- **To be done**: In the material below, the lines containing the word "this" are required; copy each of them.

Saved data entries:
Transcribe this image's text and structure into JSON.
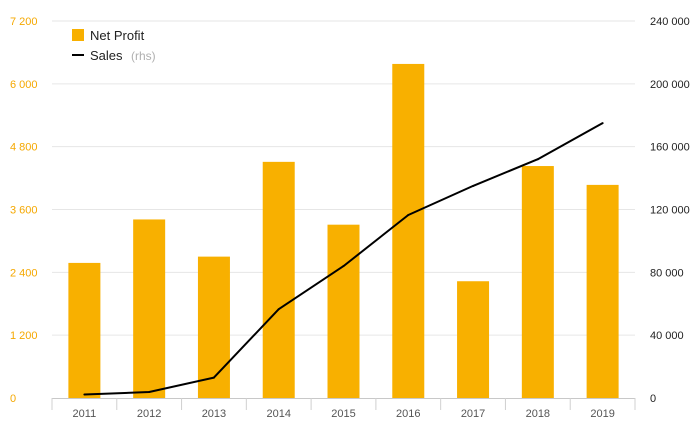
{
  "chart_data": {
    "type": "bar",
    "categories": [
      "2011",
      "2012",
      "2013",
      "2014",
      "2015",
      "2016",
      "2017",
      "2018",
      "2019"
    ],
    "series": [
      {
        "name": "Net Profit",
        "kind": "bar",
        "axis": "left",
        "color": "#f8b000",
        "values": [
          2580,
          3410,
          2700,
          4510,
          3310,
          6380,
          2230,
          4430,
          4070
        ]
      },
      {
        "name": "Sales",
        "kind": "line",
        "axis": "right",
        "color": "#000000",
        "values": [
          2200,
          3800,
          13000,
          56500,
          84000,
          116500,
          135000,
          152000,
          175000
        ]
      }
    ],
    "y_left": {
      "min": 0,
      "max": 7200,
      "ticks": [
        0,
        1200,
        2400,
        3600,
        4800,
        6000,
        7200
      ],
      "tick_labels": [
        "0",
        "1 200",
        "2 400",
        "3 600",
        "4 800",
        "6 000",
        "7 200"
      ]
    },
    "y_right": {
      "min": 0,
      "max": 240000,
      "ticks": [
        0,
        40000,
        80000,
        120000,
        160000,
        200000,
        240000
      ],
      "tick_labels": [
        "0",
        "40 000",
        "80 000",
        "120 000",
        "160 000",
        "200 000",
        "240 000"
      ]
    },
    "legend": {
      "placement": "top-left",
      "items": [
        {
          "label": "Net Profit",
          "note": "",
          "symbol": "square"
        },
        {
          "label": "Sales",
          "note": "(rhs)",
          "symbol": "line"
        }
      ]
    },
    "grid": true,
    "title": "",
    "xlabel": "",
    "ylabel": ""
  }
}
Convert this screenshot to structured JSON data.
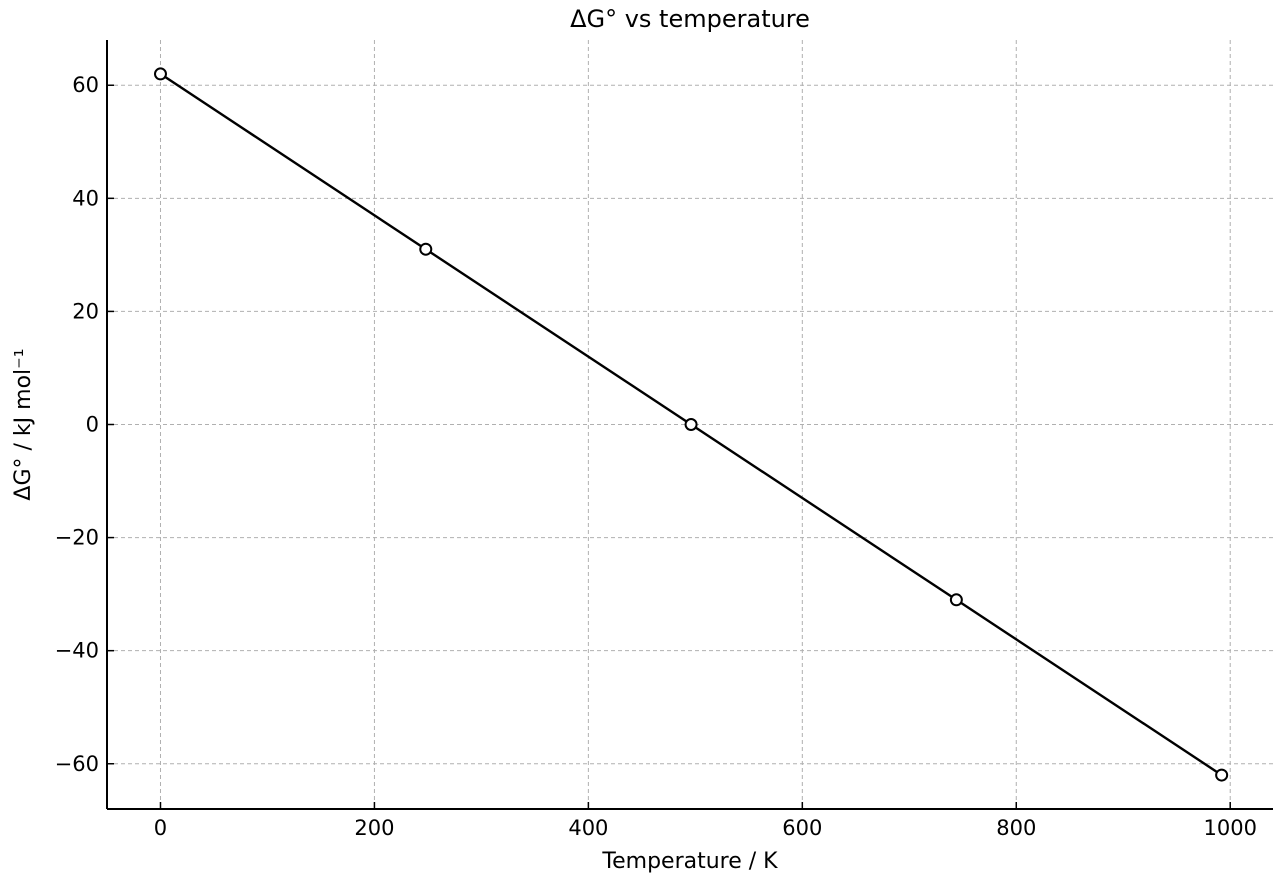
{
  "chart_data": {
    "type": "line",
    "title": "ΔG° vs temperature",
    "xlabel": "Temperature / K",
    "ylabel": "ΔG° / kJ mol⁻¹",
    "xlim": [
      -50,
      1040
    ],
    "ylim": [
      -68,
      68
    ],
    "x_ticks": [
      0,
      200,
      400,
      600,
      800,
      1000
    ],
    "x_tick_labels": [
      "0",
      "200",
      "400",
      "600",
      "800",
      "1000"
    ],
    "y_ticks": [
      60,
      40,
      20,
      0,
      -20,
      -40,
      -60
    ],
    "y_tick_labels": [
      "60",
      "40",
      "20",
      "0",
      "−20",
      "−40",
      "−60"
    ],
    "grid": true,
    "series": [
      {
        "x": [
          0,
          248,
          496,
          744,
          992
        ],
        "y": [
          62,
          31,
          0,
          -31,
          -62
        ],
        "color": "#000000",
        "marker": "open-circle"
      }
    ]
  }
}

- **Task output**:
Transcribe this image's text and structure into JSON.
Convert this screenshot to structured JSON data.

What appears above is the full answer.